-- Required work --
Examine the material below. Gather every line in which the string "times" appears.

Collected data entries:

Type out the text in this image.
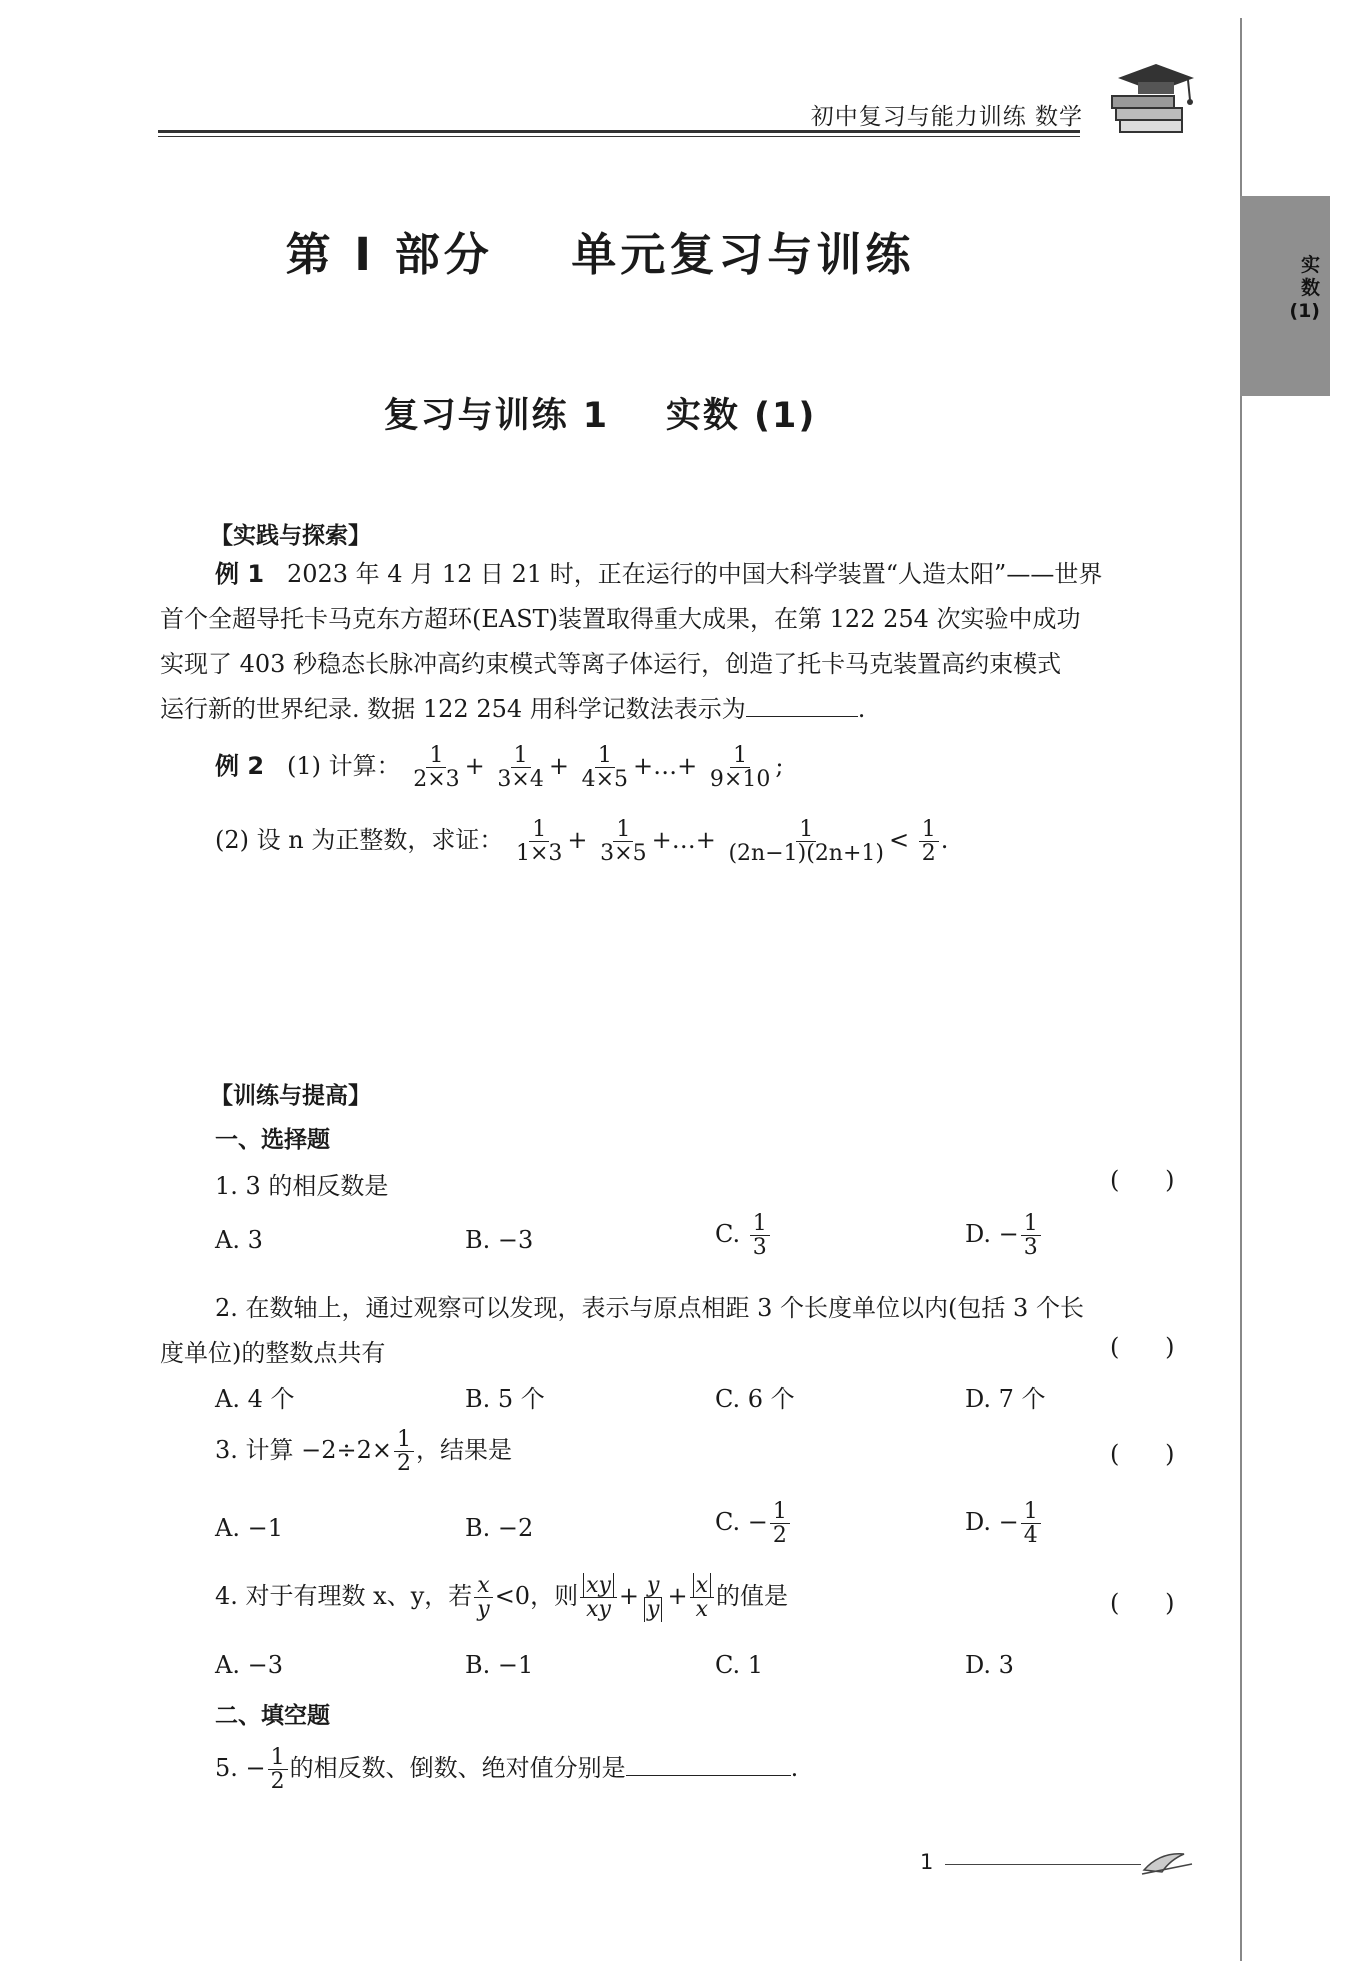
初中复习与能力训练 数学
实
数
(1)
第 I 部分    单元复习与训练
复习与训练 1    实数 (1)
【实践与探索】
例 1 2023 年 4 月 12 日 21 时，正在运行的中国大科学装置“人造太阳”——世界
首个全超导托卡马克东方超环(EAST)装置取得重大成果，在第 122 254 次实验中成功
实现了 403 秒稳态长脉冲高约束模式等离子体运行，创造了托卡马克装置高约束模式
运行新的世界纪录. 数据 122 254 用科学记数法表示为	.
例 2 (1) 计算： $\frac{1}{2\times 3} + \frac{1}{3\times 4} + \frac{1}{4\times 5}$ +…+ $\frac{1}{9\times 10}$ ;
(2) 设 n 为正整数，求证： $\frac{1}{1\times 3} + \frac{1}{3\times 5}$ +…+ $\frac{1}{(2n-1)(2n+1)} < \frac{1}{2}$ .
【训练与提高】
一、选择题
1. 3 的相反数是	(      )
A. 3	B. −3	C. $\frac{1}{3}$	D. − $\frac{1}{3}$
2. 在数轴上，通过观察可以发现，表示与原点相距 3 个长度单位以内(包括 3 个长
度单位)的整数点共有	(      )
A. 4 个	B. 5 个	C. 6 个	D. 7 个
3. 计算 $-2\div 2\times \frac{1}{2}$ ，结果是	(      )
A. −1	B. −2	C. − $\frac{1}{2}$	D. − $\frac{1}{4}$
4. 对于有理数 x、y，若 $\frac{x}{y} <0$，则 $\frac{xy}{xy} + \frac{y}{y} + \frac{x}{x}$ 的值是	(      )
A. −3	B. −1	C. 1	D. 3
二、填空题
5. − $\frac{1}{2}$ 的相反数、倒数、绝对值分别是	.
1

-- Exercise solution --
例 2 (1) 计算： $\frac{1}{2\times 3} + \frac{1}{3\times 4} + \frac{1}{4\times 5}$ +…+ $\frac{1}{9\times 10}$ ;
(2) 设 n 为正整数，求证： $\frac{1}{1\times 3} + \frac{1}{3\times 5}$ +…+ $\frac{1}{(2n-1)(2n+1)} < \frac{1}{2}$ .
3. 计算 $-2\div 2\times \frac{1}{2}$ ，结果是	(      )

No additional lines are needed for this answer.